>>>
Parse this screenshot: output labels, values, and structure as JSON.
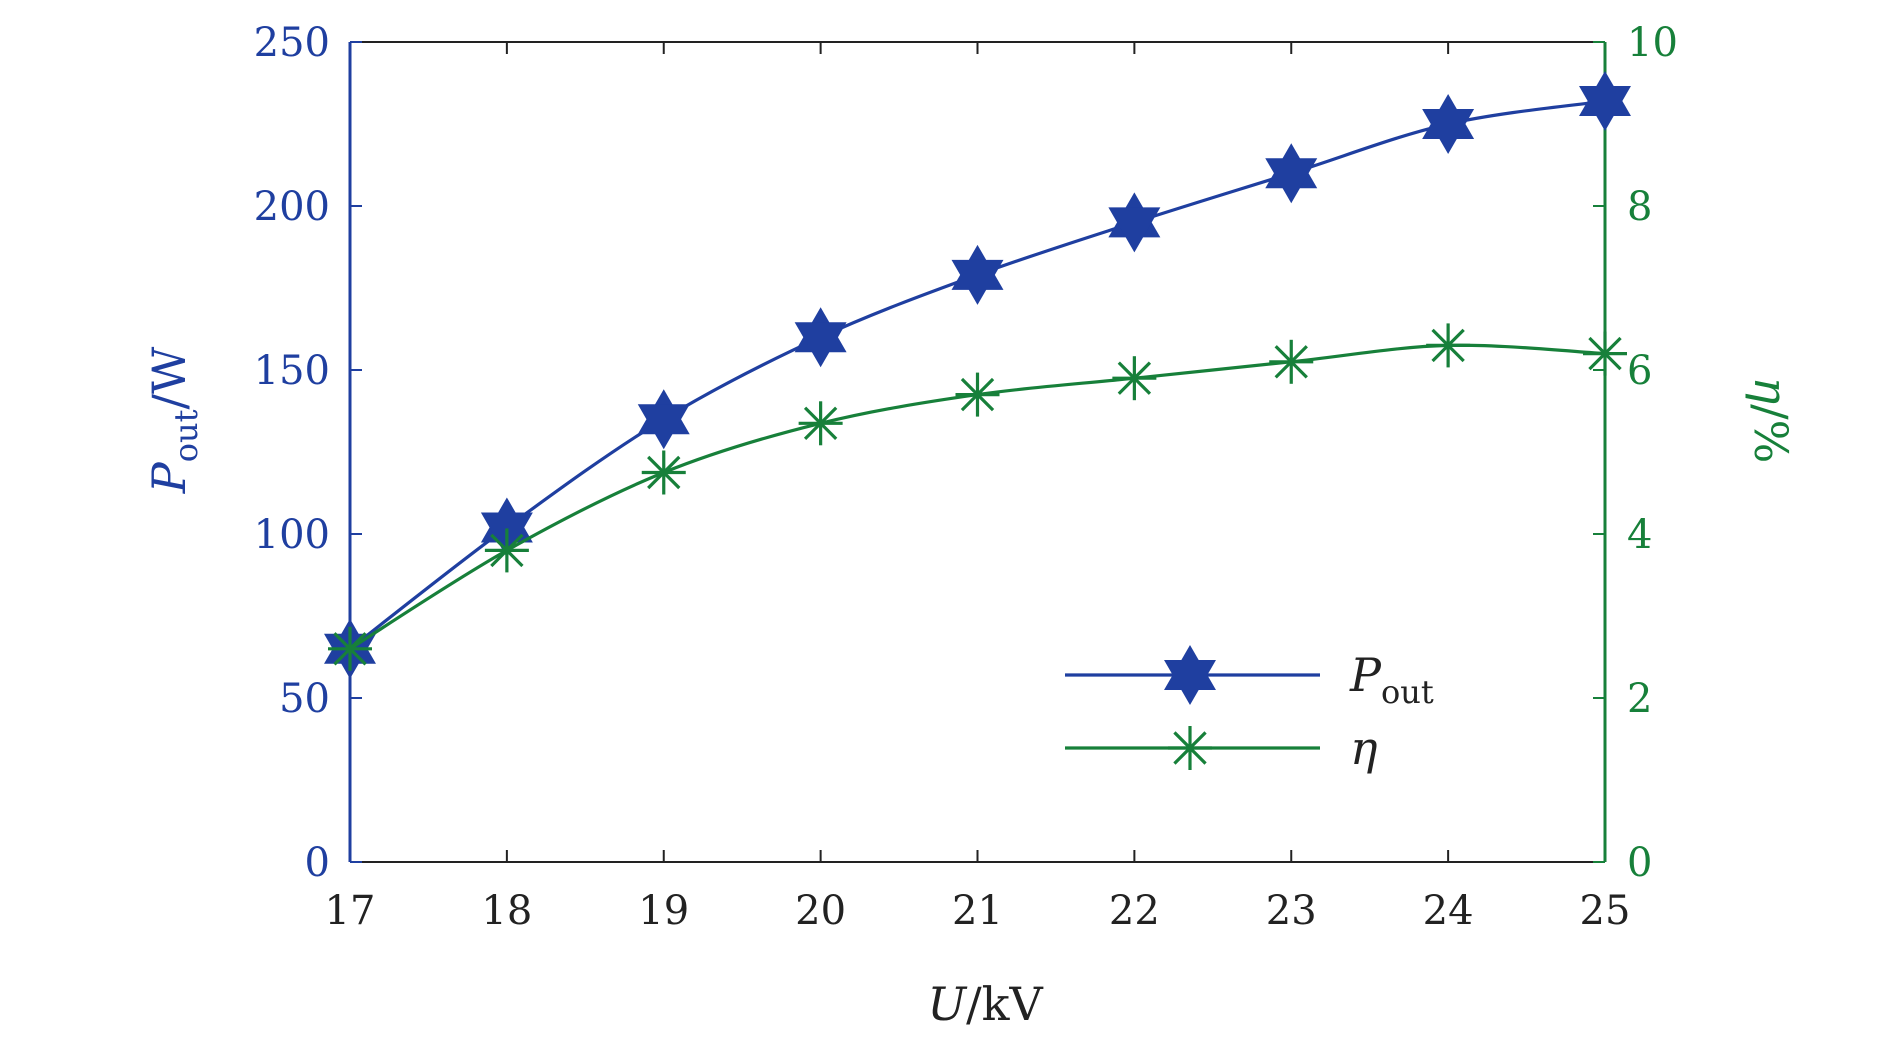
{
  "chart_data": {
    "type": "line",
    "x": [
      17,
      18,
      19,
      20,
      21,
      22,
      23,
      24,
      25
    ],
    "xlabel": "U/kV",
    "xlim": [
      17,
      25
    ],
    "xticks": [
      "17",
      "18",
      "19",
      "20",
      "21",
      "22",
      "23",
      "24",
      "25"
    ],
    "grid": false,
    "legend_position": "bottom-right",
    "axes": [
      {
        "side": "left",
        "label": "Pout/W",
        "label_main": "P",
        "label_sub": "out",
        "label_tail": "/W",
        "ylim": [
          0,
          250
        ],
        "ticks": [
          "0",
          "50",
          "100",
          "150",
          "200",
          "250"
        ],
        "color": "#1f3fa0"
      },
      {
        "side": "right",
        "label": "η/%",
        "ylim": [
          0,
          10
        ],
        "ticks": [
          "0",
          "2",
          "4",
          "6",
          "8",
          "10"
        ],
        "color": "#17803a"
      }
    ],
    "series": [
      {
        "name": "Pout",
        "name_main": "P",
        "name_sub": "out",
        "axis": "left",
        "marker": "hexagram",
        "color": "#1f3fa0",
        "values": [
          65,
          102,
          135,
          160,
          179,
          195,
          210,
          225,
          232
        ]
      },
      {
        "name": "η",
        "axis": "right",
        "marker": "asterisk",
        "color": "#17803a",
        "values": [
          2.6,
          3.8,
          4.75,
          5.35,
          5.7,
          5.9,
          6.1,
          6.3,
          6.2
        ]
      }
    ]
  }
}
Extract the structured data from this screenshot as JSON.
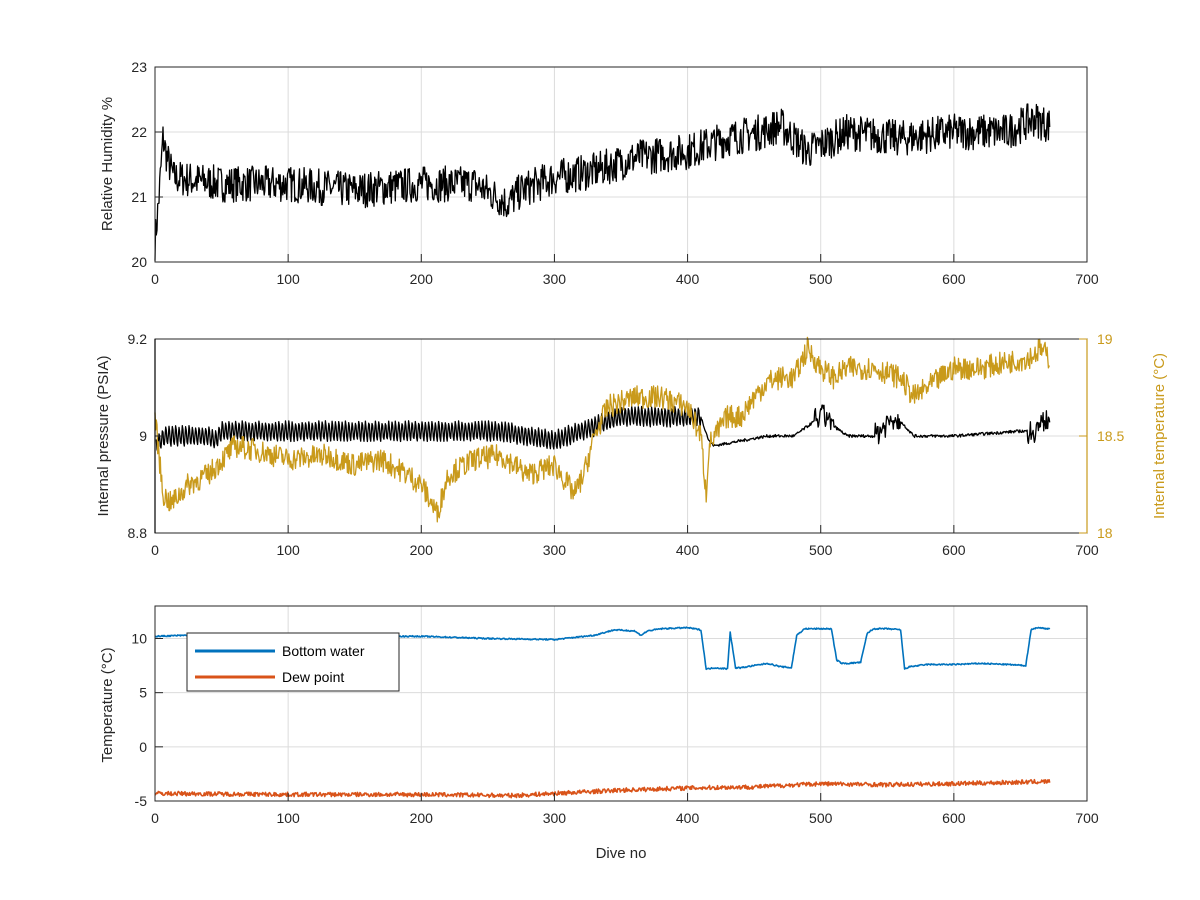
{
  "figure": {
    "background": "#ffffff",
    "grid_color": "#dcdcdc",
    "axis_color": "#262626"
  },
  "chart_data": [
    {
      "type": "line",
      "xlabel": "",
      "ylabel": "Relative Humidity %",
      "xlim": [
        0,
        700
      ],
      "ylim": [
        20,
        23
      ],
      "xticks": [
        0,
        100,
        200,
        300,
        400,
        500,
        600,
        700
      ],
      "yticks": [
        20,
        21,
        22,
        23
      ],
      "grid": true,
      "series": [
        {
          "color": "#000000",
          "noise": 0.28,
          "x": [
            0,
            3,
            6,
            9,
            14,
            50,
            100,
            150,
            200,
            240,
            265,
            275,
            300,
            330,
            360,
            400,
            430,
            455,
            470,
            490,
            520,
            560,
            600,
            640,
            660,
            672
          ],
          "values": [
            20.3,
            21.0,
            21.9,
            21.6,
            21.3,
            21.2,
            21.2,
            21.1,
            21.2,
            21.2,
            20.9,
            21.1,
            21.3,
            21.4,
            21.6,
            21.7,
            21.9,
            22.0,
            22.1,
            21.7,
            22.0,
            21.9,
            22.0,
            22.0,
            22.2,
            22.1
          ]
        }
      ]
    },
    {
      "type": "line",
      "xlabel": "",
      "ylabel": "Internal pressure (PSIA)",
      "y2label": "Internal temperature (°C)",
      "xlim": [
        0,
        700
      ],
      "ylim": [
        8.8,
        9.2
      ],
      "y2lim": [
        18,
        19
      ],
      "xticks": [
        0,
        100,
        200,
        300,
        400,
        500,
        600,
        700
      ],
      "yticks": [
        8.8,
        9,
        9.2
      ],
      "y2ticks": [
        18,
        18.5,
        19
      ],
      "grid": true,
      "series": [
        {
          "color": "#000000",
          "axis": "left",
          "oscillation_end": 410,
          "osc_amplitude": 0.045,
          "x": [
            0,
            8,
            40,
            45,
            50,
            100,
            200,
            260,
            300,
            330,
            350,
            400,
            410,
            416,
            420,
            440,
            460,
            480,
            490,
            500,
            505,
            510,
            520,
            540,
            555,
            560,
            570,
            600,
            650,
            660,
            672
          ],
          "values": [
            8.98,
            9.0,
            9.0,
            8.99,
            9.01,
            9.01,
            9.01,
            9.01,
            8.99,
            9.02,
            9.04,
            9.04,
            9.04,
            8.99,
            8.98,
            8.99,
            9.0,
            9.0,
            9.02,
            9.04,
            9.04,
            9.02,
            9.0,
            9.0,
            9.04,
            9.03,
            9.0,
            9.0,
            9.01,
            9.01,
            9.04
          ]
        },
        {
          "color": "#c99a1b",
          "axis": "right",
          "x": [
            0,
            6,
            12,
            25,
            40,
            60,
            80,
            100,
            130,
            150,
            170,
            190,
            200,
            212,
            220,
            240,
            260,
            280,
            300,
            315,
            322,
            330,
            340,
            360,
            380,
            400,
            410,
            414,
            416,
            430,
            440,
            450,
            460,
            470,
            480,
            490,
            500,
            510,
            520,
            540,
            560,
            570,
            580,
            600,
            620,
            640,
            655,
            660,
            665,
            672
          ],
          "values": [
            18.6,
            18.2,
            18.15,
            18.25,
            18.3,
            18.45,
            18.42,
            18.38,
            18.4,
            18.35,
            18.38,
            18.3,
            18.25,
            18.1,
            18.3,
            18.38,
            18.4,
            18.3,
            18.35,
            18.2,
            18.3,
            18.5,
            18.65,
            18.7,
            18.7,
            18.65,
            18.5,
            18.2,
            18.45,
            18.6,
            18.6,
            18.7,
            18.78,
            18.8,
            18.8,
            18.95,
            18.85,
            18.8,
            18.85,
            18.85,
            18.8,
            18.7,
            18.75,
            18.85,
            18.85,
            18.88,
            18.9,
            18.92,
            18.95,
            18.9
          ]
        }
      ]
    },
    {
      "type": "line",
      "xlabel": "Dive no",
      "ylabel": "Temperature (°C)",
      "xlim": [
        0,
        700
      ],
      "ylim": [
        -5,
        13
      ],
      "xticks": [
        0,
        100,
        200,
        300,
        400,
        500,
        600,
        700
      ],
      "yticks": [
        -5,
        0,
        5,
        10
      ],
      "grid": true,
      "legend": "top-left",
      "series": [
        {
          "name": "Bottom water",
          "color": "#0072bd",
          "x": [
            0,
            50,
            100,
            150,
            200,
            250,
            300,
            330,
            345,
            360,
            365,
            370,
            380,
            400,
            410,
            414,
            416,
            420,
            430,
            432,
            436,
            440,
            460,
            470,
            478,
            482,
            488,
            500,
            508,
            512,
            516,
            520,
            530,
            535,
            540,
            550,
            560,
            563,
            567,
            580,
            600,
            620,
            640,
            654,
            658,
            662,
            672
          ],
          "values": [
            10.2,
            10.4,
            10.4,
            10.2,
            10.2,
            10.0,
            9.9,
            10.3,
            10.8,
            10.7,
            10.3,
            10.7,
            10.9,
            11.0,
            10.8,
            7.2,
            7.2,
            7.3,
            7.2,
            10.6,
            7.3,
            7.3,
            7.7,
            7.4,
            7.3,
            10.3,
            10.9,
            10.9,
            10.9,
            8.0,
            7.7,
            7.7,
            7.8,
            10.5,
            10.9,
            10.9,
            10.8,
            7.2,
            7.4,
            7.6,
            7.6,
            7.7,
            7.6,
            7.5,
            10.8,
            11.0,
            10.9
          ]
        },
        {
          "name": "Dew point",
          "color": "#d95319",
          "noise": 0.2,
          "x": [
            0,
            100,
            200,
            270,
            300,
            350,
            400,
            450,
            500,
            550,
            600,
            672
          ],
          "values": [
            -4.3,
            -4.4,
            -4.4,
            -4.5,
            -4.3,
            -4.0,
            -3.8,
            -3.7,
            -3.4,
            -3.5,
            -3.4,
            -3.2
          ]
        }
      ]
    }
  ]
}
<<<
_EXERCISE BRIEF_
Above are lines of data; state how many of them contain the word "this", with no other output.

_TASK ANSWER_
2